## GOAL OF THE EXERCISE
Drop every picture and give the entries back exactly.

=== AVAILABLE DATA ===

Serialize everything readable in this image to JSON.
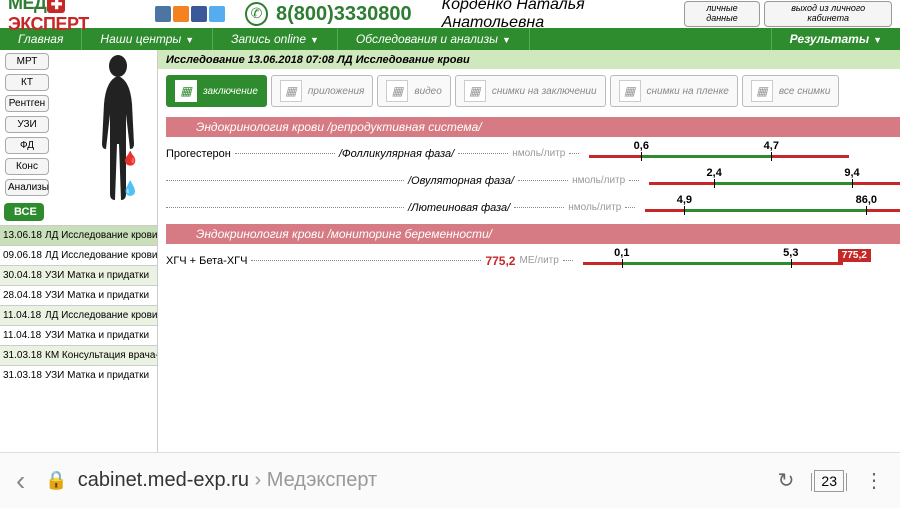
{
  "header": {
    "logo_med": "МЕД",
    "logo_plus": "✚",
    "logo_expert": "ЭКСПЕРТ",
    "phone": "8(800)3330800",
    "patient": "Корденко Наталья Анатольевна",
    "btn_personal": "личные данные",
    "btn_logout": "выход из личного кабинета"
  },
  "menu": {
    "items": [
      "Главная",
      "Наши центры",
      "Запись online",
      "Обследования и анализы"
    ],
    "results": "Результаты"
  },
  "filters": [
    "МРТ",
    "КТ",
    "Рентген",
    "УЗИ",
    "ФД",
    "Конс",
    "Анализы"
  ],
  "all_label": "ВСЕ",
  "visits": [
    {
      "date": "13.06.18",
      "title": "ЛД Исследование крови",
      "sel": true
    },
    {
      "date": "09.06.18",
      "title": "ЛД Исследование крови"
    },
    {
      "date": "30.04.18",
      "title": "УЗИ Матка и придатки",
      "alt": true
    },
    {
      "date": "28.04.18",
      "title": "УЗИ Матка и придатки"
    },
    {
      "date": "11.04.18",
      "title": "ЛД Исследование крови",
      "alt": true
    },
    {
      "date": "11.04.18",
      "title": "УЗИ Матка и придатки"
    },
    {
      "date": "31.03.18",
      "title": "КМ Консультация врача-г…",
      "alt": true
    },
    {
      "date": "31.03.18",
      "title": "УЗИ Матка и придатки"
    }
  ],
  "main_header": "Исследование 13.06.2018 07:08 ЛД Исследование крови",
  "tabs": [
    {
      "label": "заключение",
      "active": true
    },
    {
      "label": "приложения"
    },
    {
      "label": "видео"
    },
    {
      "label": "снимки на заключении"
    },
    {
      "label": "снимки на пленке"
    },
    {
      "label": "все снимки"
    }
  ],
  "section1": "Эндокринология крови /репродуктивная система/",
  "hormone1": "Прогестерон",
  "phases": [
    {
      "name": "/Фолликулярная фаза/",
      "unit": "нмоль/литр",
      "low": "0,6",
      "high": "4,7"
    },
    {
      "name": "/Овуляторная фаза/",
      "unit": "нмоль/литр",
      "low": "2,4",
      "high": "9,4"
    },
    {
      "name": "/Лютеиновая фаза/",
      "unit": "нмоль/литр",
      "low": "4,9",
      "high": "86,0"
    }
  ],
  "section2": "Эндокринология крови /мониторинг беременности/",
  "hcg": {
    "name": "ХГЧ + Бета-ХГЧ",
    "value": "775,2",
    "unit": "МЕ/литр",
    "low": "0,1",
    "high": "5,3",
    "badge": "775,2"
  },
  "browser": {
    "domain": "cabinet.med-exp.ru",
    "title": " › Медэксперт",
    "tabs": "23"
  }
}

===

## FULL SOLUTION
Serialize everything readable in this image to JSON.
{
  "header": {
    "logo_med": "МЕД",
    "logo_plus": "✚",
    "logo_expert": "ЭКСПЕРТ",
    "phone": "8(800)3330800",
    "patient": "Корденко Наталья Анатольевна",
    "btn_personal": "личные данные",
    "btn_logout": "выход из личного кабинета"
  },
  "menu": {
    "items": [
      "Главная",
      "Наши центры",
      "Запись online",
      "Обследования и анализы"
    ],
    "results": "Результаты"
  },
  "filters": [
    "МРТ",
    "КТ",
    "Рентген",
    "УЗИ",
    "ФД",
    "Конс",
    "Анализы"
  ],
  "all_label": "ВСЕ",
  "visits": [
    {
      "date": "13.06.18",
      "title": "ЛД Исследование крови",
      "sel": true
    },
    {
      "date": "09.06.18",
      "title": "ЛД Исследование крови"
    },
    {
      "date": "30.04.18",
      "title": "УЗИ Матка и придатки",
      "alt": true
    },
    {
      "date": "28.04.18",
      "title": "УЗИ Матка и придатки"
    },
    {
      "date": "11.04.18",
      "title": "ЛД Исследование крови",
      "alt": true
    },
    {
      "date": "11.04.18",
      "title": "УЗИ Матка и придатки"
    },
    {
      "date": "31.03.18",
      "title": "КМ Консультация врача-г…",
      "alt": true
    },
    {
      "date": "31.03.18",
      "title": "УЗИ Матка и придатки"
    }
  ],
  "main_header": "Исследование 13.06.2018 07:08 ЛД Исследование крови",
  "tabs": [
    {
      "label": "заключение",
      "active": true
    },
    {
      "label": "приложения"
    },
    {
      "label": "видео"
    },
    {
      "label": "снимки на заключении"
    },
    {
      "label": "снимки на пленке"
    },
    {
      "label": "все снимки"
    }
  ],
  "section1": "Эндокринология крови /репродуктивная система/",
  "hormone1": "Прогестерон",
  "phases": [
    {
      "name": "/Фолликулярная фаза/",
      "unit": "нмоль/литр",
      "low": "0,6",
      "high": "4,7"
    },
    {
      "name": "/Овуляторная фаза/",
      "unit": "нмоль/литр",
      "low": "2,4",
      "high": "9,4"
    },
    {
      "name": "/Лютеиновая фаза/",
      "unit": "нмоль/литр",
      "low": "4,9",
      "high": "86,0"
    }
  ],
  "section2": "Эндокринология крови /мониторинг беременности/",
  "hcg": {
    "name": "ХГЧ + Бета-ХГЧ",
    "value": "775,2",
    "unit": "МЕ/литр",
    "low": "0,1",
    "high": "5,3",
    "badge": "775,2"
  },
  "browser": {
    "domain": "cabinet.med-exp.ru",
    "title": " › Медэксперт",
    "tabs": "23"
  }
}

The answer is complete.